─── SOURCE DOCUMENT

The pageboy or page boy is a hairstyle named after what was believed to be the haircut of a late medieval page boy. It has straight hair hanging to below the ear, where it usually turns under. There is often a fringe (bangs) in the front. This style was popular in the mid-to-late 1970s and 1980s.

==In popular culture==
===For women===
In the early 1950s, the New York City hairdresser M. Lewis popularized this style. Singer Toni Tennille of the 1970s pop duet Captain & Tennille wore one as her signature look, as did the 1976 Olympic champion and 1976 World champion figure skater Dorothy Hamill. The most prominent women to wear pageboys in the 1970s and 1980s were Diana, Princess of Wales and actress Joanna Lumley, who played the character Purdey in television's The New Avengers. Hence, in the UK, the hairstyle has sometimes been called the "Lady Di" or the "Purdey Cut"..

Anna Wintour, the former editor of fashion magazine Vogue and current artistic director of American mass media company Condé Nast, has sported a pageboy for decades.

====Fictional characters====

- In the Oscar-winning film One Flew Over the Cuckoo's Nest, the villainous Nurse Ratched is known for her pageboy.
- In the Buffy the Vampire Slayer episode "Gone", Buffy has her hair cut into a pageboy.

──────

**WHAT YOU WILL DO**
- A) In the pageboy hairstyle article, who popularized the style in the early 1950s?
- B) Reproduce the part of the pageboy hairstyle article starting with "The pageboy or" and going on through "1970s and 1980s.".

─── RECORD SET

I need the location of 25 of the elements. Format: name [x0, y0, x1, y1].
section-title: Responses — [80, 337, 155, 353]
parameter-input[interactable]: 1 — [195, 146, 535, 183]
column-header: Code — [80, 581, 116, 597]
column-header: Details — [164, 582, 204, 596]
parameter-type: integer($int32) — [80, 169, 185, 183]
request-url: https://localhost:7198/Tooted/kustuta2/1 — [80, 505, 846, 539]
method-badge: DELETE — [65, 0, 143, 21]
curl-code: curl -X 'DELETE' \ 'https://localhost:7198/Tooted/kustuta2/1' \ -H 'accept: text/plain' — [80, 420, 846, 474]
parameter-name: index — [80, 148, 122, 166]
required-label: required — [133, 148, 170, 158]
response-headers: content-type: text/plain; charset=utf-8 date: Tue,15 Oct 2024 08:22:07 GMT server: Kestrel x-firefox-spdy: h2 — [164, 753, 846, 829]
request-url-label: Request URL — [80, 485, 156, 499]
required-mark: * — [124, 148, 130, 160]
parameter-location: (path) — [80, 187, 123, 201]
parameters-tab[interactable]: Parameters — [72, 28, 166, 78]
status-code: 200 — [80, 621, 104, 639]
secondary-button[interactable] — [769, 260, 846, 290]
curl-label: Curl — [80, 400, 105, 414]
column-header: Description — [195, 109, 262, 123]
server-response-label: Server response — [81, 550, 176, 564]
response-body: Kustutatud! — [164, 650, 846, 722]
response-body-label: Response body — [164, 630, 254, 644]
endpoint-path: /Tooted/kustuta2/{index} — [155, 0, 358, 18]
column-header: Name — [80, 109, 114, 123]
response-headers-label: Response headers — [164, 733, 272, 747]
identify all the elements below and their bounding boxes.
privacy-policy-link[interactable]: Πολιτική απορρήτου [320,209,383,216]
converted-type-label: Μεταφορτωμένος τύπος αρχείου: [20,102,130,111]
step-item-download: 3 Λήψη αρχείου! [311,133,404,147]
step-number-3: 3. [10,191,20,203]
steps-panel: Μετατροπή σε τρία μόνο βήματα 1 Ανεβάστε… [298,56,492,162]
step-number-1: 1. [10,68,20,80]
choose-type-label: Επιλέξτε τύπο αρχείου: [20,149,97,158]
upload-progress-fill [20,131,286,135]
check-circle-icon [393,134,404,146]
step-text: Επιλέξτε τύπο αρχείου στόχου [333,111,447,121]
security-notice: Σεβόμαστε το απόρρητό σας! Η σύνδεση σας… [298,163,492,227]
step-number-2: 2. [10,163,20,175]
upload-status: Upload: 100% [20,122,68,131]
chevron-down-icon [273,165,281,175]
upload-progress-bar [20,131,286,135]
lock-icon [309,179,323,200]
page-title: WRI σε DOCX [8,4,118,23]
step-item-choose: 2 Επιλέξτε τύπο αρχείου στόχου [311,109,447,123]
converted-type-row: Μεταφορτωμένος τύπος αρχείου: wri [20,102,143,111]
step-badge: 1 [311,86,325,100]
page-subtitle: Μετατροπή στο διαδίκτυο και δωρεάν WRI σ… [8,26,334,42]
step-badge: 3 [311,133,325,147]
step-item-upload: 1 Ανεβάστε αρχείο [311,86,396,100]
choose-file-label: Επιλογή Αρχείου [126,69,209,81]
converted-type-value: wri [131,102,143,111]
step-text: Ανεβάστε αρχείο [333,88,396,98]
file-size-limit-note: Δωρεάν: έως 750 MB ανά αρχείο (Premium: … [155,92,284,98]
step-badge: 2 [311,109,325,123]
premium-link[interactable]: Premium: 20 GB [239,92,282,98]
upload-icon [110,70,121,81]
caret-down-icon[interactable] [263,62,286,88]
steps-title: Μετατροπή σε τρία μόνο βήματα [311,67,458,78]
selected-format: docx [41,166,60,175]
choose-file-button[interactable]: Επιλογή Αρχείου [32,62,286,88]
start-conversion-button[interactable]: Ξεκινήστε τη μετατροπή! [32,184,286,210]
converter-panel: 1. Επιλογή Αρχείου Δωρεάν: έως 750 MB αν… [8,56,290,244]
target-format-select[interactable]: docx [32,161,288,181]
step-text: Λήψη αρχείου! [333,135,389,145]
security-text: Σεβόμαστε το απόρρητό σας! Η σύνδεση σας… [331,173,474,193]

──────

**SET OF ANSWERS**
- A) The New York City hairdresser M. Lewis.

- B)
The pageboy or page boy is a hairstyle named after what was believed to be the haircut of a late medieval page boy. It has straight hair hanging to below the ear, where it usually turns under. There is often a fringe (bangs) in the front. This style was popular in the mid-to-late 1970s and 1980s.